Leave out the pictures and repeat every record exactly.

╭─ RECORDS SHOWN

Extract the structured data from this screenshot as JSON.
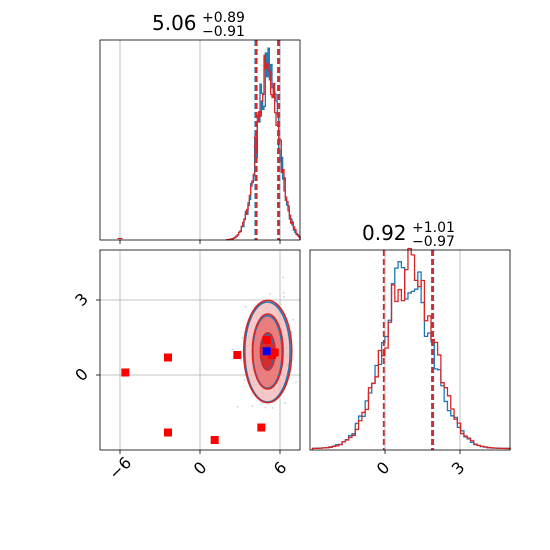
{
  "colors": {
    "blue": "#1f77b4",
    "red": "#d62728",
    "marker_red": "#ff0000",
    "marker_blue": "#0000ff",
    "grid": "#b0b0b0"
  },
  "chart_data": [
    {
      "panel": "top-left",
      "type": "histogram",
      "title": {
        "main": "5.06",
        "upper": "+0.89",
        "lower": "−0.91"
      },
      "xlim": [
        -7.5,
        7.5
      ],
      "xticks": [
        -6,
        0,
        6
      ],
      "grid": true,
      "series": [
        {
          "color": "blue",
          "peak_x": 5.1,
          "width": 0.85,
          "steps": 30
        },
        {
          "color": "red",
          "peak_x": 5.1,
          "width": 0.85,
          "steps": 30
        }
      ],
      "quantile_lines": [
        {
          "color": "blue",
          "x": 4.15
        },
        {
          "color": "red",
          "x": 4.25
        },
        {
          "color": "blue",
          "x": 5.95
        },
        {
          "color": "red",
          "x": 5.85
        }
      ]
    },
    {
      "panel": "bottom-left",
      "type": "scatter",
      "xlim": [
        -7.5,
        7.5
      ],
      "ylim": [
        -3,
        5
      ],
      "xticks": [
        -6,
        0,
        6
      ],
      "xtick_labels": [
        "−6",
        "0",
        "6"
      ],
      "yticks": [
        0,
        3
      ],
      "ytick_labels": [
        "0",
        "3"
      ],
      "grid": true,
      "contours": [
        {
          "color": "blue",
          "cx": 5.06,
          "cy": 0.92,
          "levels": [
            [
              1.7,
              2.0
            ],
            [
              1.1,
              1.45
            ],
            [
              0.5,
              0.7
            ]
          ]
        },
        {
          "color": "red",
          "cx": 5.08,
          "cy": 0.94,
          "levels": [
            [
              1.8,
              2.05
            ],
            [
              1.15,
              1.5
            ],
            [
              0.55,
              0.75
            ]
          ]
        }
      ],
      "points_red": [
        [
          -5.6,
          0.1
        ],
        [
          -2.4,
          0.7
        ],
        [
          -2.4,
          -2.3
        ],
        [
          1.1,
          -2.6
        ],
        [
          2.8,
          0.8
        ],
        [
          4.6,
          -2.1
        ],
        [
          5.0,
          1.4
        ],
        [
          5.4,
          0.8
        ],
        [
          5.6,
          0.9
        ]
      ],
      "points_blue": [
        [
          5.0,
          0.95
        ]
      ]
    },
    {
      "panel": "bottom-right",
      "type": "histogram",
      "title": {
        "main": "0.92",
        "upper": "+1.01",
        "lower": "−0.97"
      },
      "xlim": [
        -3,
        5
      ],
      "xticks": [
        0,
        3
      ],
      "xtick_labels": [
        "0",
        "3"
      ],
      "grid": true,
      "series": [
        {
          "color": "blue",
          "peak_x": 0.9,
          "width": 1.0,
          "steps": 40
        },
        {
          "color": "red",
          "peak_x": 0.95,
          "width": 1.0,
          "steps": 40
        }
      ],
      "quantile_lines": [
        {
          "color": "red",
          "x": -0.05
        },
        {
          "color": "blue",
          "x": 1.93
        },
        {
          "color": "red",
          "x": 1.88
        }
      ]
    }
  ]
}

╰─

**THE OUTPUT**.
Extract the structured data from this screenshot as JSON.
{
  "colors": {
    "blue": "#1f77b4",
    "red": "#d62728",
    "marker_red": "#ff0000",
    "marker_blue": "#0000ff",
    "grid": "#b0b0b0"
  },
  "chart_data": [
    {
      "panel": "top-left",
      "type": "histogram",
      "title": {
        "main": "5.06",
        "upper": "+0.89",
        "lower": "−0.91"
      },
      "xlim": [
        -7.5,
        7.5
      ],
      "xticks": [
        -6,
        0,
        6
      ],
      "grid": true,
      "series": [
        {
          "color": "blue",
          "peak_x": 5.1,
          "width": 0.85,
          "steps": 30
        },
        {
          "color": "red",
          "peak_x": 5.1,
          "width": 0.85,
          "steps": 30
        }
      ],
      "quantile_lines": [
        {
          "color": "blue",
          "x": 4.15
        },
        {
          "color": "red",
          "x": 4.25
        },
        {
          "color": "blue",
          "x": 5.95
        },
        {
          "color": "red",
          "x": 5.85
        }
      ]
    },
    {
      "panel": "bottom-left",
      "type": "scatter",
      "xlim": [
        -7.5,
        7.5
      ],
      "ylim": [
        -3,
        5
      ],
      "xticks": [
        -6,
        0,
        6
      ],
      "xtick_labels": [
        "−6",
        "0",
        "6"
      ],
      "yticks": [
        0,
        3
      ],
      "ytick_labels": [
        "0",
        "3"
      ],
      "grid": true,
      "contours": [
        {
          "color": "blue",
          "cx": 5.06,
          "cy": 0.92,
          "levels": [
            [
              1.7,
              2.0
            ],
            [
              1.1,
              1.45
            ],
            [
              0.5,
              0.7
            ]
          ]
        },
        {
          "color": "red",
          "cx": 5.08,
          "cy": 0.94,
          "levels": [
            [
              1.8,
              2.05
            ],
            [
              1.15,
              1.5
            ],
            [
              0.55,
              0.75
            ]
          ]
        }
      ],
      "points_red": [
        [
          -5.6,
          0.1
        ],
        [
          -2.4,
          0.7
        ],
        [
          -2.4,
          -2.3
        ],
        [
          1.1,
          -2.6
        ],
        [
          2.8,
          0.8
        ],
        [
          4.6,
          -2.1
        ],
        [
          5.0,
          1.4
        ],
        [
          5.4,
          0.8
        ],
        [
          5.6,
          0.9
        ]
      ],
      "points_blue": [
        [
          5.0,
          0.95
        ]
      ]
    },
    {
      "panel": "bottom-right",
      "type": "histogram",
      "title": {
        "main": "0.92",
        "upper": "+1.01",
        "lower": "−0.97"
      },
      "xlim": [
        -3,
        5
      ],
      "xticks": [
        0,
        3
      ],
      "xtick_labels": [
        "0",
        "3"
      ],
      "grid": true,
      "series": [
        {
          "color": "blue",
          "peak_x": 0.9,
          "width": 1.0,
          "steps": 40
        },
        {
          "color": "red",
          "peak_x": 0.95,
          "width": 1.0,
          "steps": 40
        }
      ],
      "quantile_lines": [
        {
          "color": "red",
          "x": -0.05
        },
        {
          "color": "blue",
          "x": 1.93
        },
        {
          "color": "red",
          "x": 1.88
        }
      ]
    }
  ]
}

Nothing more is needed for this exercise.